[Data items]
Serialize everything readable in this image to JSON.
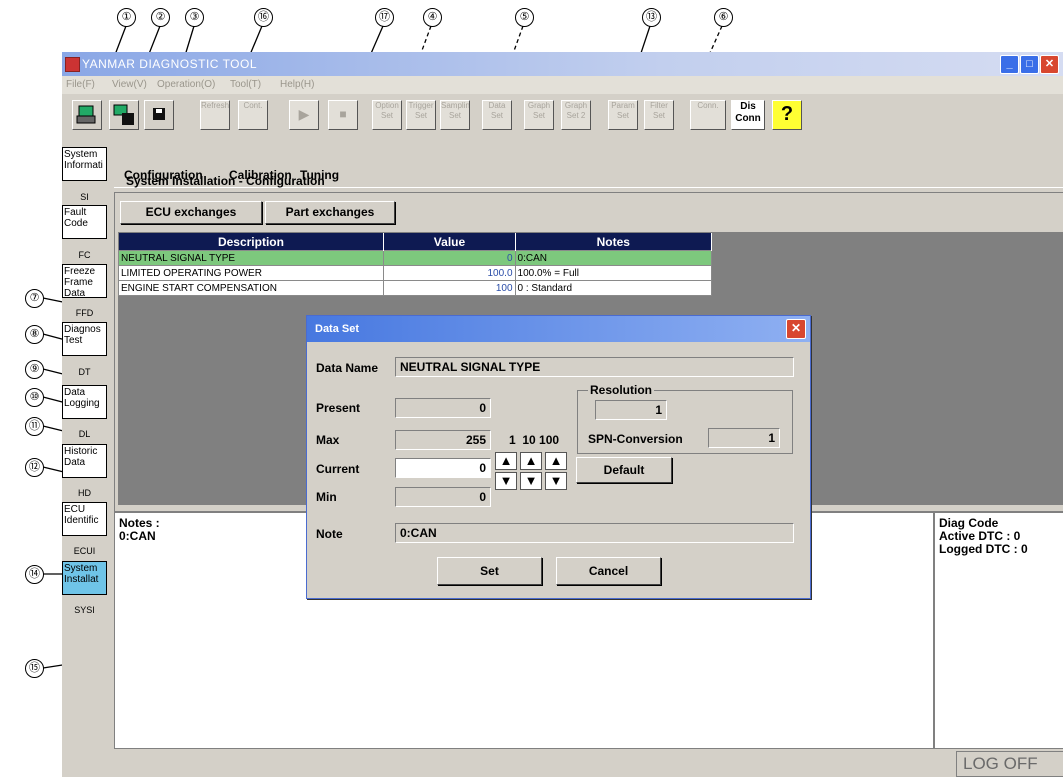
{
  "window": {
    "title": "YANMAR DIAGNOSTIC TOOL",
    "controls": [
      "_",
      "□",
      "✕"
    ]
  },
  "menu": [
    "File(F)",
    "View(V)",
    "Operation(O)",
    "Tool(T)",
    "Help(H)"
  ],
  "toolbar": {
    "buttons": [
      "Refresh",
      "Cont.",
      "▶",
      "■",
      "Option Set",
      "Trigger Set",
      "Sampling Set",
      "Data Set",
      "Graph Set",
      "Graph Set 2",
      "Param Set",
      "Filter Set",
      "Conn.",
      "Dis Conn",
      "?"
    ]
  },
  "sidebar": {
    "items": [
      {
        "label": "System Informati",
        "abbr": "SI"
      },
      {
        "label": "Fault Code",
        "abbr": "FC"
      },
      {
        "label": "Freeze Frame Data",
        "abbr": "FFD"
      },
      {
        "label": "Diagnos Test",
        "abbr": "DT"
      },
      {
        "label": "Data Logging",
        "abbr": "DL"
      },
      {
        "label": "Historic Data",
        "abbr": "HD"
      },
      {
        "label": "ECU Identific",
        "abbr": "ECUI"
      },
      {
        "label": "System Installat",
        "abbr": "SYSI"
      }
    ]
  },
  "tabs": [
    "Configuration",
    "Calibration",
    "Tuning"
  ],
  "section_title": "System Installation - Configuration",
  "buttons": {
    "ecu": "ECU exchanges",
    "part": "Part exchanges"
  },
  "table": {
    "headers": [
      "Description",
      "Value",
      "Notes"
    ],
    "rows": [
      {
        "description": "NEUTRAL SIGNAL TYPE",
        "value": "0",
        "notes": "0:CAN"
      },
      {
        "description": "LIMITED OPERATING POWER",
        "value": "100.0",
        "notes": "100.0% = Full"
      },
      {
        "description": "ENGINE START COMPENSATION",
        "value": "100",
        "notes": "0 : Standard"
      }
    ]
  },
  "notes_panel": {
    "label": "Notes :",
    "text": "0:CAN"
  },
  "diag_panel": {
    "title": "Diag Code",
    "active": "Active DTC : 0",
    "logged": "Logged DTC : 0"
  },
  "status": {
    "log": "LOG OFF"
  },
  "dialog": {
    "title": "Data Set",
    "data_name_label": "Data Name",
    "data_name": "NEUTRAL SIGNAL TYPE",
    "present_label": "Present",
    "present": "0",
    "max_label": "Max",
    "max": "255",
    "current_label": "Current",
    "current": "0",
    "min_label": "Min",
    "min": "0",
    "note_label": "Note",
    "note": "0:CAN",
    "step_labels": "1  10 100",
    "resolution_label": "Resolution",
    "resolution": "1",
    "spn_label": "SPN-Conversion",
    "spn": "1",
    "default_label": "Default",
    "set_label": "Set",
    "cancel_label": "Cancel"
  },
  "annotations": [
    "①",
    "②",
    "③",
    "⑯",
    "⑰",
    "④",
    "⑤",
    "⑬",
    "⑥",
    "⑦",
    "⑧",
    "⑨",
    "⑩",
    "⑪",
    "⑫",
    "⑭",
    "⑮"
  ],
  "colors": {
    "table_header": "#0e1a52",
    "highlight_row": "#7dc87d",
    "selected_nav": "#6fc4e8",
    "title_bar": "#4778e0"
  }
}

Task instructions: Reproduce the full material exactly, excluding the pictures.

Exercise output:
Serialize everything readable in this image to JSON.
{
  "window": {
    "title": "YANMAR DIAGNOSTIC TOOL",
    "controls": [
      "_",
      "□",
      "✕"
    ]
  },
  "menu": [
    "File(F)",
    "View(V)",
    "Operation(O)",
    "Tool(T)",
    "Help(H)"
  ],
  "toolbar": {
    "buttons": [
      "Refresh",
      "Cont.",
      "▶",
      "■",
      "Option Set",
      "Trigger Set",
      "Sampling Set",
      "Data Set",
      "Graph Set",
      "Graph Set 2",
      "Param Set",
      "Filter Set",
      "Conn.",
      "Dis Conn",
      "?"
    ]
  },
  "sidebar": {
    "items": [
      {
        "label": "System Informati",
        "abbr": "SI"
      },
      {
        "label": "Fault Code",
        "abbr": "FC"
      },
      {
        "label": "Freeze Frame Data",
        "abbr": "FFD"
      },
      {
        "label": "Diagnos Test",
        "abbr": "DT"
      },
      {
        "label": "Data Logging",
        "abbr": "DL"
      },
      {
        "label": "Historic Data",
        "abbr": "HD"
      },
      {
        "label": "ECU Identific",
        "abbr": "ECUI"
      },
      {
        "label": "System Installat",
        "abbr": "SYSI"
      }
    ]
  },
  "tabs": [
    "Configuration",
    "Calibration",
    "Tuning"
  ],
  "section_title": "System Installation - Configuration",
  "buttons": {
    "ecu": "ECU exchanges",
    "part": "Part exchanges"
  },
  "table": {
    "headers": [
      "Description",
      "Value",
      "Notes"
    ],
    "rows": [
      {
        "description": "NEUTRAL SIGNAL TYPE",
        "value": "0",
        "notes": "0:CAN"
      },
      {
        "description": "LIMITED OPERATING POWER",
        "value": "100.0",
        "notes": "100.0% = Full"
      },
      {
        "description": "ENGINE START COMPENSATION",
        "value": "100",
        "notes": "0 : Standard"
      }
    ]
  },
  "notes_panel": {
    "label": "Notes :",
    "text": "0:CAN"
  },
  "diag_panel": {
    "title": "Diag Code",
    "active": "Active DTC : 0",
    "logged": "Logged DTC : 0"
  },
  "status": {
    "log": "LOG OFF"
  },
  "dialog": {
    "title": "Data Set",
    "data_name_label": "Data Name",
    "data_name": "NEUTRAL SIGNAL TYPE",
    "present_label": "Present",
    "present": "0",
    "max_label": "Max",
    "max": "255",
    "current_label": "Current",
    "current": "0",
    "min_label": "Min",
    "min": "0",
    "note_label": "Note",
    "note": "0:CAN",
    "step_labels": "1  10 100",
    "resolution_label": "Resolution",
    "resolution": "1",
    "spn_label": "SPN-Conversion",
    "spn": "1",
    "default_label": "Default",
    "set_label": "Set",
    "cancel_label": "Cancel"
  },
  "annotations": [
    "①",
    "②",
    "③",
    "⑯",
    "⑰",
    "④",
    "⑤",
    "⑬",
    "⑥",
    "⑦",
    "⑧",
    "⑨",
    "⑩",
    "⑪",
    "⑫",
    "⑭",
    "⑮"
  ],
  "colors": {
    "table_header": "#0e1a52",
    "highlight_row": "#7dc87d",
    "selected_nav": "#6fc4e8",
    "title_bar": "#4778e0"
  }
}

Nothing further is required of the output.